Saved data entries:
-=-=-

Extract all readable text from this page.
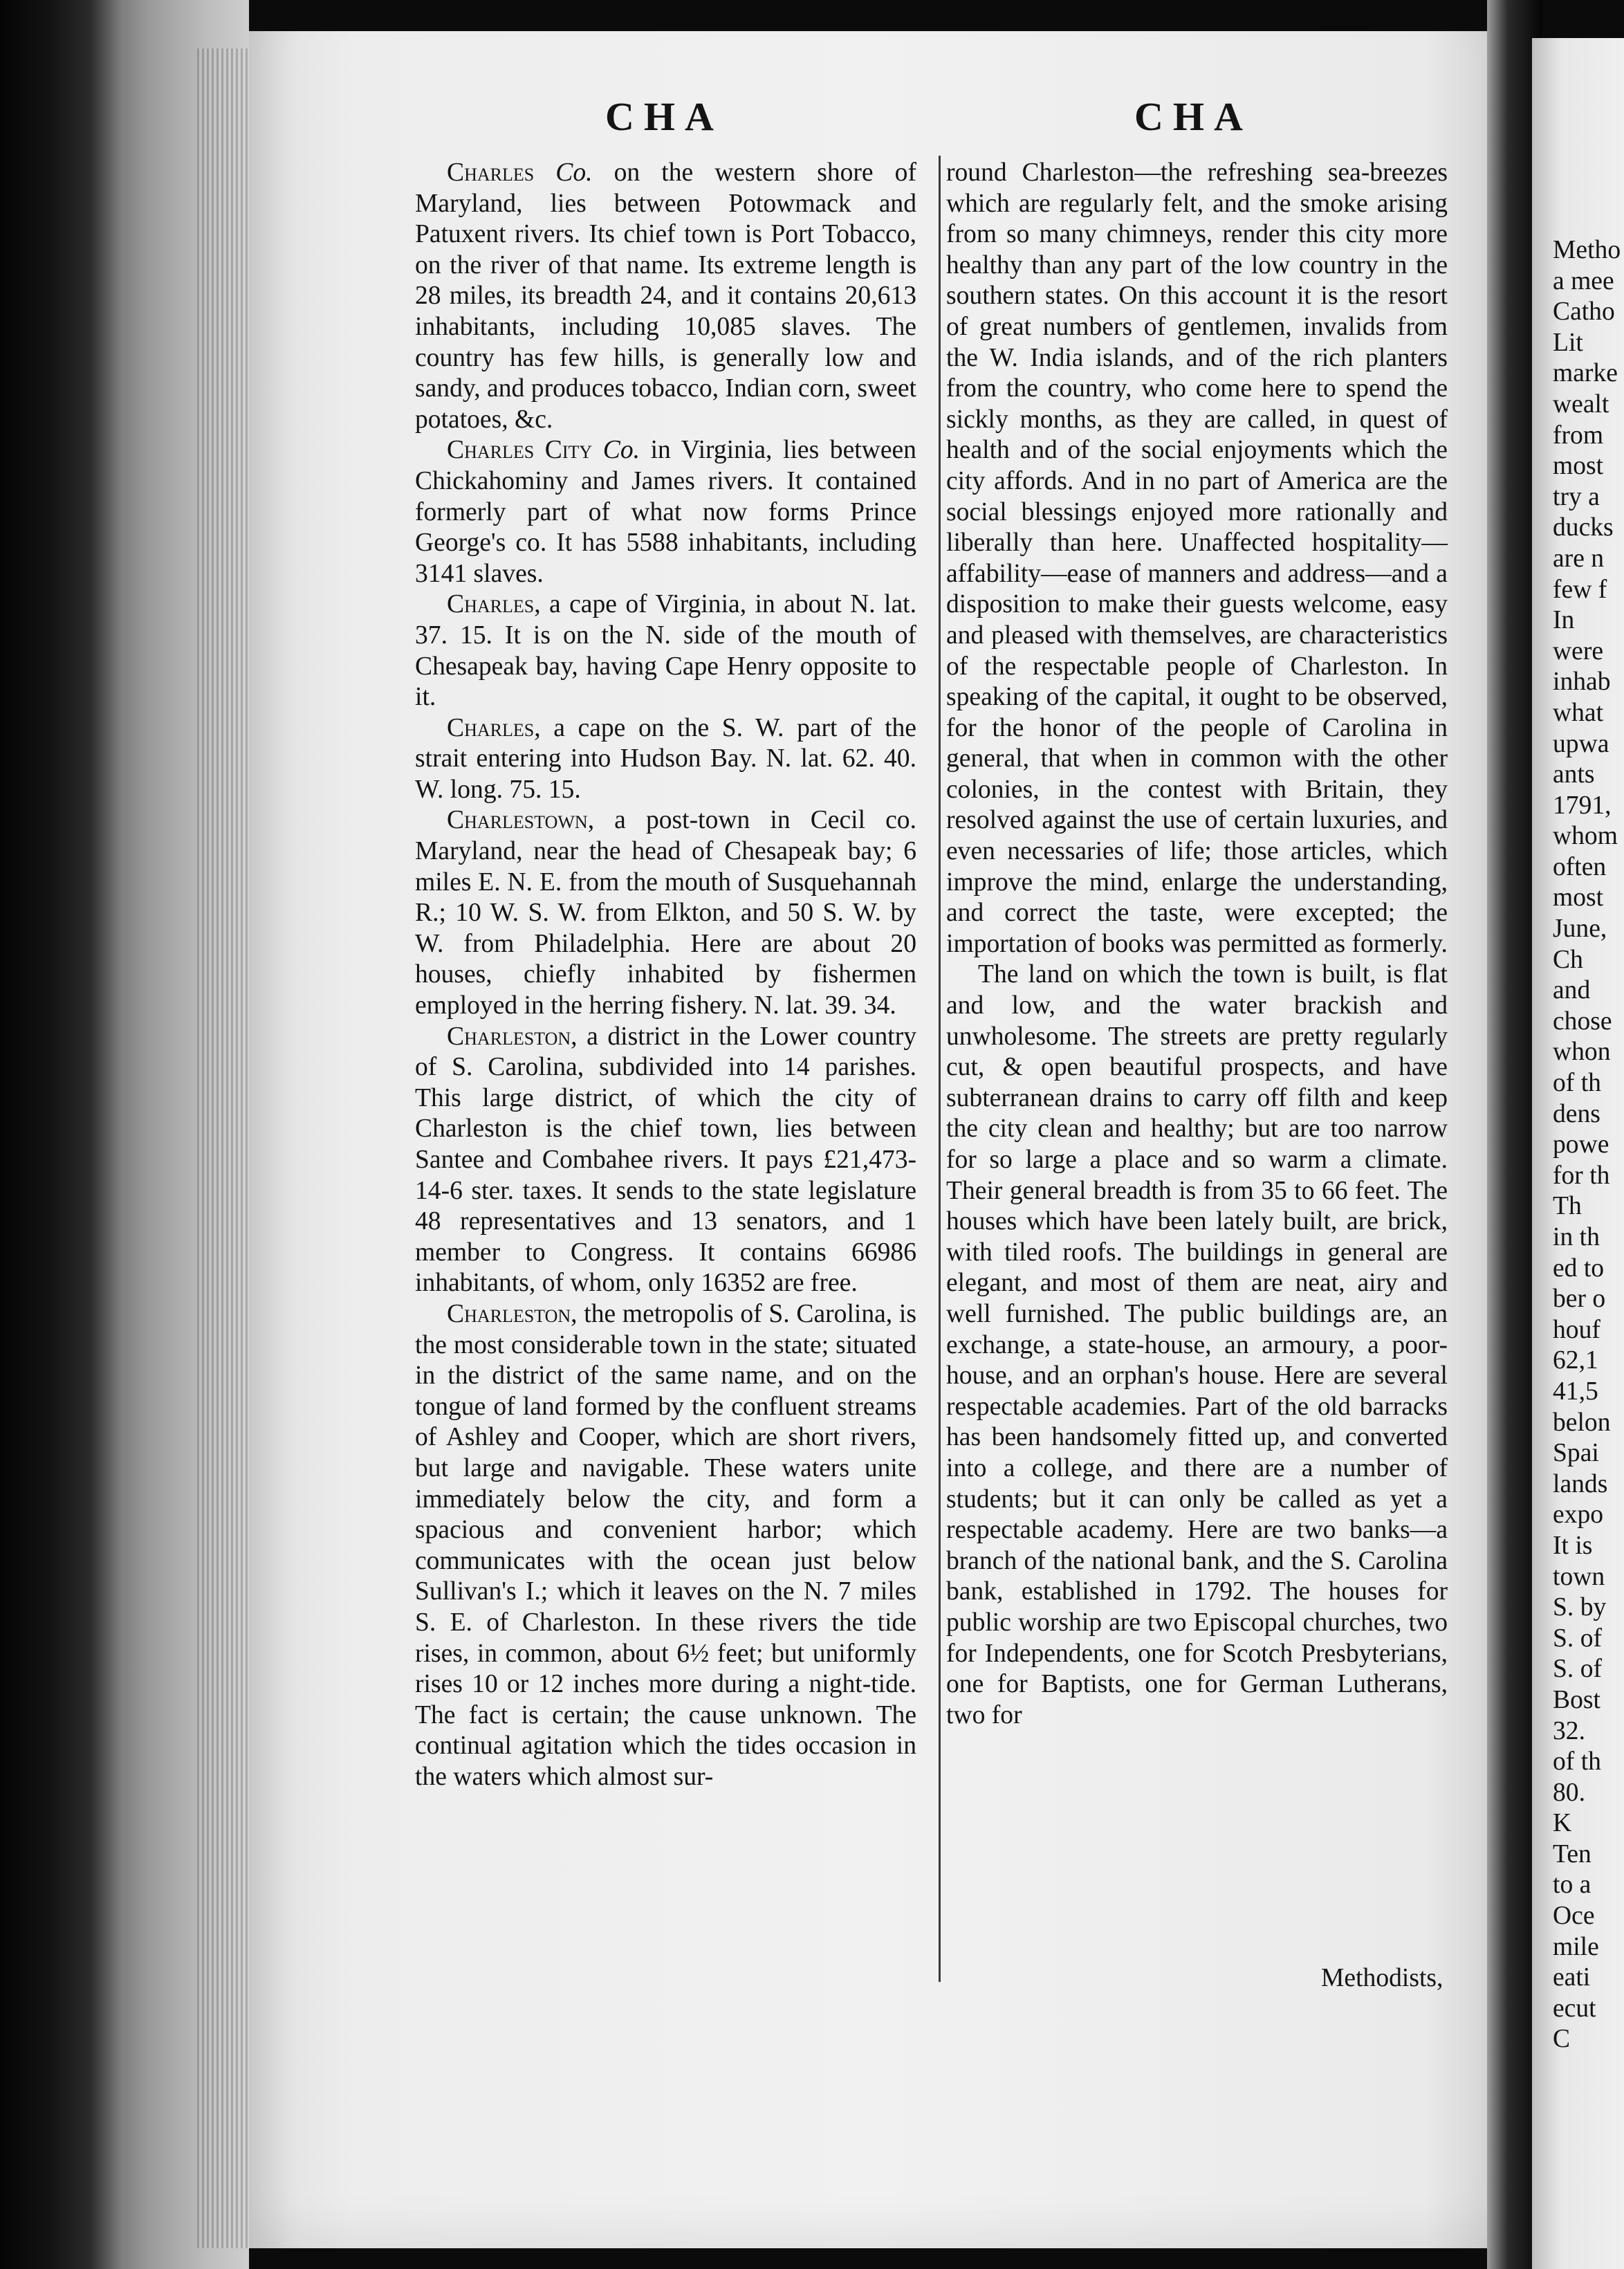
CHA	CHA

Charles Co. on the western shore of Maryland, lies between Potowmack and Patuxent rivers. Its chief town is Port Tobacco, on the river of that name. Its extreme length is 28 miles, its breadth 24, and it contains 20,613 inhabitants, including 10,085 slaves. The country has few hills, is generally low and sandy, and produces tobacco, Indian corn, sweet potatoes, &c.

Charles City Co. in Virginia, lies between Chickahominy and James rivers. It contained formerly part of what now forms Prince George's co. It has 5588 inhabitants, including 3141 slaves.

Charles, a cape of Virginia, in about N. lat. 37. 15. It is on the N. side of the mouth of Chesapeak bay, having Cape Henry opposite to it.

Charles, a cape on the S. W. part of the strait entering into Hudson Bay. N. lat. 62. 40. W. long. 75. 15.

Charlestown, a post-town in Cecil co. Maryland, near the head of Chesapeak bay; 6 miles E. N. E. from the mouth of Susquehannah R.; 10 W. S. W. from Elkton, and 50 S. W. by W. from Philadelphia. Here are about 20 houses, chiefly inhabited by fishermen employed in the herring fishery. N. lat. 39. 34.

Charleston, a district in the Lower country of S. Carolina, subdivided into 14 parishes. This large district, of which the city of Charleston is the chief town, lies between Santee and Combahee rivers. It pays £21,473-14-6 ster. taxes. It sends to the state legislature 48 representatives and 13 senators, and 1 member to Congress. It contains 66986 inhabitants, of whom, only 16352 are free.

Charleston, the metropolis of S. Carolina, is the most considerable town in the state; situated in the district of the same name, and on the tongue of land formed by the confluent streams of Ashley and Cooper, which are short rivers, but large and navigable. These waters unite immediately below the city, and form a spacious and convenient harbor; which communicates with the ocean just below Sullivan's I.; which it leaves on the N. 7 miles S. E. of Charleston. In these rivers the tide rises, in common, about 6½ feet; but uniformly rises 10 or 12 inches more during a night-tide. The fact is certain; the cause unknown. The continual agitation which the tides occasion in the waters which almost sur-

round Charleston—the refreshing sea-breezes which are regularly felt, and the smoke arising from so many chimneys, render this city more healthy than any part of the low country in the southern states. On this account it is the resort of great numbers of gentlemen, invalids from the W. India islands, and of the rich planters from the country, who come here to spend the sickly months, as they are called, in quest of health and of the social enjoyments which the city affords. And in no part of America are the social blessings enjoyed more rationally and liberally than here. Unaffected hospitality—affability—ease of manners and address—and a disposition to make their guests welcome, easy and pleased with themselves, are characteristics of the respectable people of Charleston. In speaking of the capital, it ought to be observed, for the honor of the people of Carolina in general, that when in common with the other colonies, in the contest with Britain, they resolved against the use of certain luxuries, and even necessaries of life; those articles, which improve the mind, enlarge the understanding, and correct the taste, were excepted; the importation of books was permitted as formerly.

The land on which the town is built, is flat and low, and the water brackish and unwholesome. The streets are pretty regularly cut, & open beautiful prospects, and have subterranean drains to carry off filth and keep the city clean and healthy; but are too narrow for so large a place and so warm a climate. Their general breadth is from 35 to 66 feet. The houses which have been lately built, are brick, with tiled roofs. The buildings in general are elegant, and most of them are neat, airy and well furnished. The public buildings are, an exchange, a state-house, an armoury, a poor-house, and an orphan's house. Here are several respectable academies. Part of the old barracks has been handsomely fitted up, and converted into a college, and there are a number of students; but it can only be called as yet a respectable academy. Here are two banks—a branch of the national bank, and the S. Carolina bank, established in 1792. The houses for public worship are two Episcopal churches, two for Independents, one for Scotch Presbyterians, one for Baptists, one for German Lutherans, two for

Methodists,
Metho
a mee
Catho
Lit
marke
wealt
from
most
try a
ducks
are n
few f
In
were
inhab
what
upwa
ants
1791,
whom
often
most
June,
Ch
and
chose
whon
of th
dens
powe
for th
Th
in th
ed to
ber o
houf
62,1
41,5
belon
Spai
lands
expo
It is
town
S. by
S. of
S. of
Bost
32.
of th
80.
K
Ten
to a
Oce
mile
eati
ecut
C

-=-=-

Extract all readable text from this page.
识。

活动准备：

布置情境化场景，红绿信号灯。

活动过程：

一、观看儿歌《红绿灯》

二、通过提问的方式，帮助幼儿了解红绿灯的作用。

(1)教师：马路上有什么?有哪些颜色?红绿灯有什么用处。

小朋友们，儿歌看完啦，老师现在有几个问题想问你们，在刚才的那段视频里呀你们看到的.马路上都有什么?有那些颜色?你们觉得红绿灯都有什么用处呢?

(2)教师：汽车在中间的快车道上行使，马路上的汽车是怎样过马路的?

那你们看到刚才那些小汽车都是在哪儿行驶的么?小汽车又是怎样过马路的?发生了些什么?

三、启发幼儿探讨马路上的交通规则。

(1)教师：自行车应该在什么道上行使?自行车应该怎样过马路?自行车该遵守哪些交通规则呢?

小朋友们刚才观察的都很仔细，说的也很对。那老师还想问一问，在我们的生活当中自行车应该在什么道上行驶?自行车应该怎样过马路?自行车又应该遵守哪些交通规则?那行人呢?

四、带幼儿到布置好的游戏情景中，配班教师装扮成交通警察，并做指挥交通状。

-=-=-

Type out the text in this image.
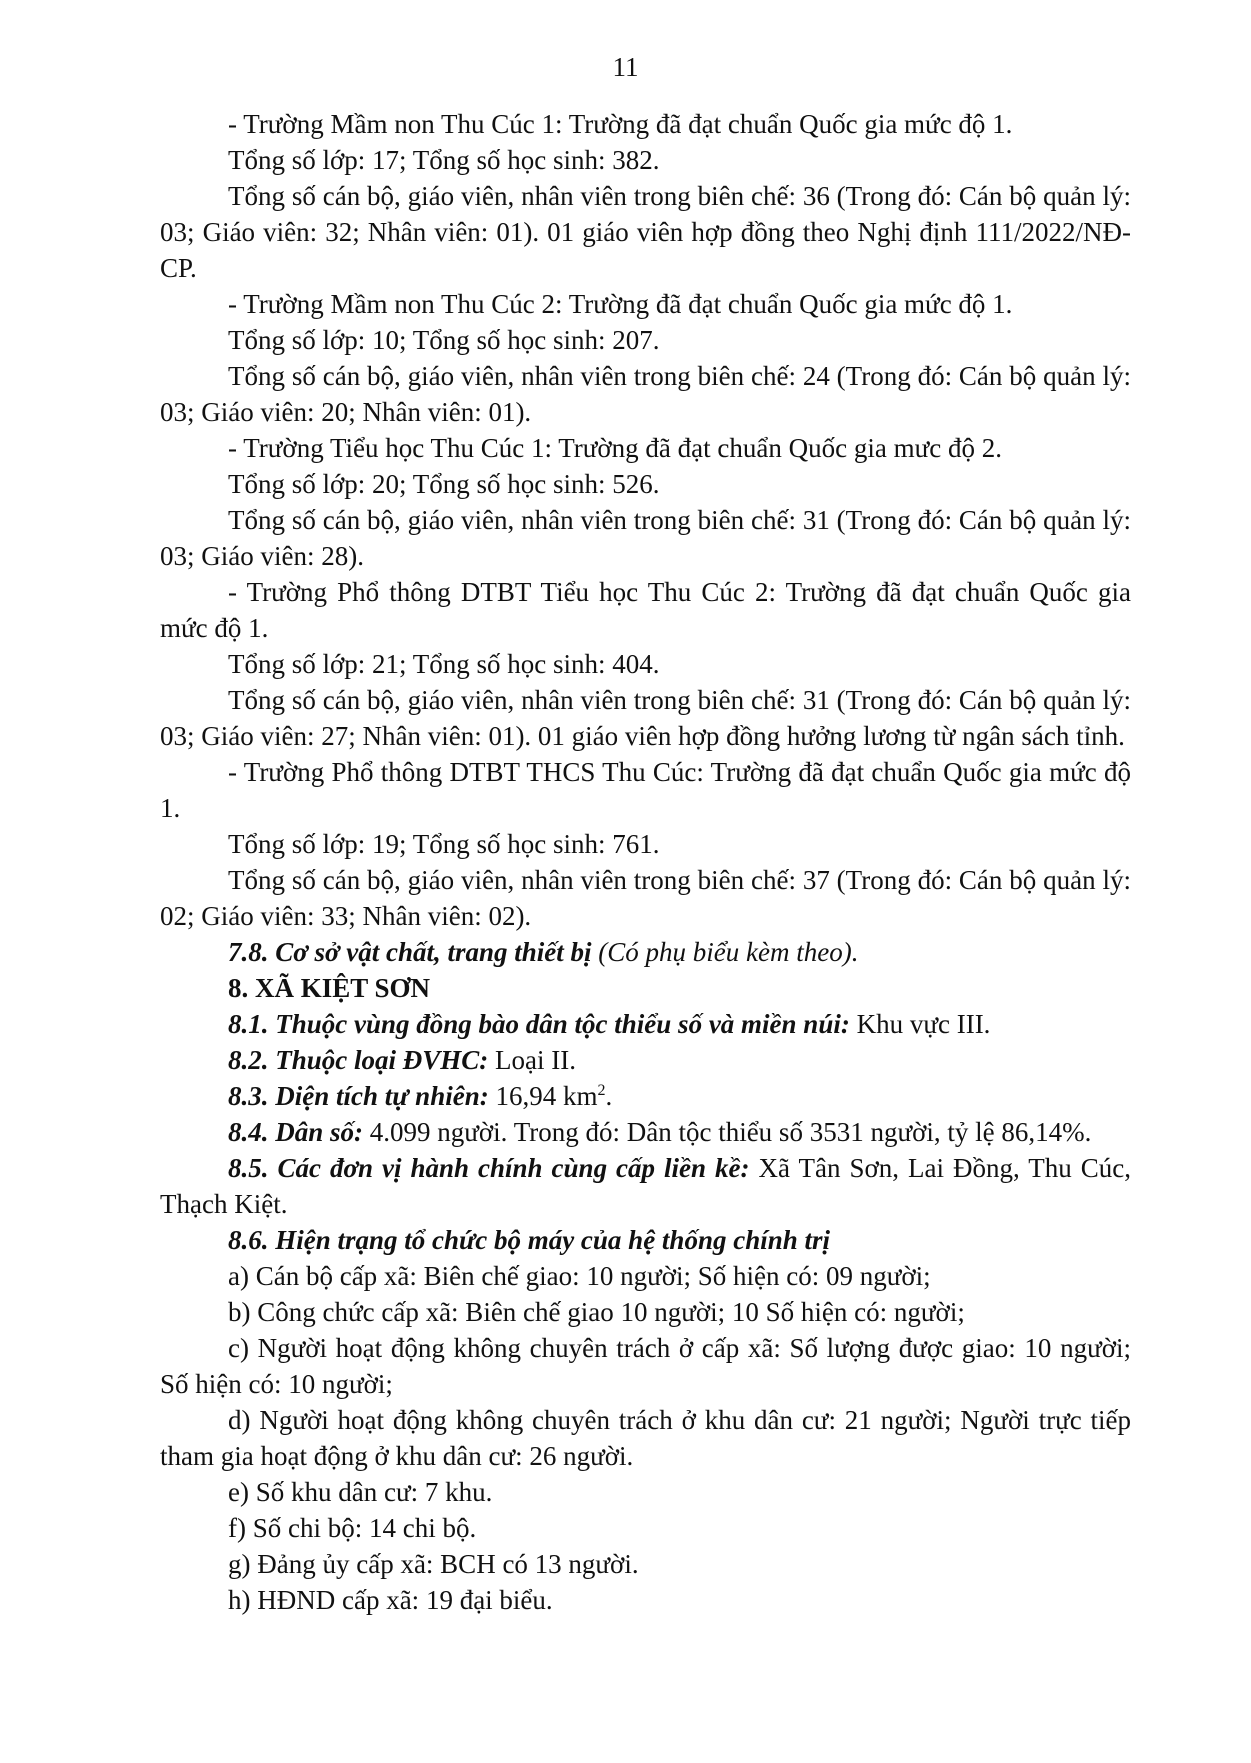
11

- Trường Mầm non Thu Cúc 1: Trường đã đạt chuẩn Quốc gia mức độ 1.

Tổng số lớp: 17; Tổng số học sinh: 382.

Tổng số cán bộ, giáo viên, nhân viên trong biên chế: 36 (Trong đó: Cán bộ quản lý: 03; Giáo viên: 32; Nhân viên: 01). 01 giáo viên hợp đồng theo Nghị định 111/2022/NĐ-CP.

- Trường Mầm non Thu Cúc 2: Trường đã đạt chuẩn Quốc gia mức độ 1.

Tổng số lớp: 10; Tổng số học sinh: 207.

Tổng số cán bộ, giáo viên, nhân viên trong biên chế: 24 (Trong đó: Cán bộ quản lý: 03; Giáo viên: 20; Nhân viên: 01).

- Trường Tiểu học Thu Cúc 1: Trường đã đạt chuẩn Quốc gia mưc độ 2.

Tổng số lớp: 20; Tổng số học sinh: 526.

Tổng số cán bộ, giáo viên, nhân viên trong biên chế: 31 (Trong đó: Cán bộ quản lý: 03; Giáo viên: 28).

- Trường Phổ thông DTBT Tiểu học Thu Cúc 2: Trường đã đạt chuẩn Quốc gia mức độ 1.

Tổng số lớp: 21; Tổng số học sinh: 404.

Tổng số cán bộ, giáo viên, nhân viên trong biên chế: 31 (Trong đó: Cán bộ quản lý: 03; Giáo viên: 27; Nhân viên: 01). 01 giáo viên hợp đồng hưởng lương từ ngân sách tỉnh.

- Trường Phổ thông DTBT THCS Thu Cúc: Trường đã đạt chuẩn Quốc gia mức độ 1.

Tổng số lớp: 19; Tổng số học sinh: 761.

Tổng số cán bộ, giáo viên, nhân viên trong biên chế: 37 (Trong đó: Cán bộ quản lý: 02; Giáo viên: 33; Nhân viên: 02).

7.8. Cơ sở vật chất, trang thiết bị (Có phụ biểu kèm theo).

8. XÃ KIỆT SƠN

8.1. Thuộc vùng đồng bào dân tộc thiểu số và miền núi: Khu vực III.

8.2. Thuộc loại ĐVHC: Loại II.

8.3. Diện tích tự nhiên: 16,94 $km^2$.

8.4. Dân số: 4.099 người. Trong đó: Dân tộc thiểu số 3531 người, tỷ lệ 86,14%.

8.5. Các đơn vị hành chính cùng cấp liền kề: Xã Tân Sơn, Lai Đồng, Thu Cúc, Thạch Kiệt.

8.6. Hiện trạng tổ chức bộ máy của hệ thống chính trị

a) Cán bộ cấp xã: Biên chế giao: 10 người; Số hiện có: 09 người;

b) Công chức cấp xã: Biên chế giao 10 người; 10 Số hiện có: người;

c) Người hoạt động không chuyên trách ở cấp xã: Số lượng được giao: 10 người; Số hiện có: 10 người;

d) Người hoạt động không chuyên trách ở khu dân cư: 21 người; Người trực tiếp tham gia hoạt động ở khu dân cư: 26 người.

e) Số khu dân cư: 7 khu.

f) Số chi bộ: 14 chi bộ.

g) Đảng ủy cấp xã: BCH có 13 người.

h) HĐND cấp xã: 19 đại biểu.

-=-=-

— DIRECTIONS —
Check the data for the word "cape" and pull out the lines that have it.

— PROBLEM SOLUTION —
Charles, a cape of Virginia, in about N. lat. 37. 15. It is on the N. side of the mouth of Chesapeak bay, having Cape Henry opposite to it.
Charles, a cape on the S. W. part of the strait entering into Hudson Bay. N. lat. 62. 40. W. long. 75. 15.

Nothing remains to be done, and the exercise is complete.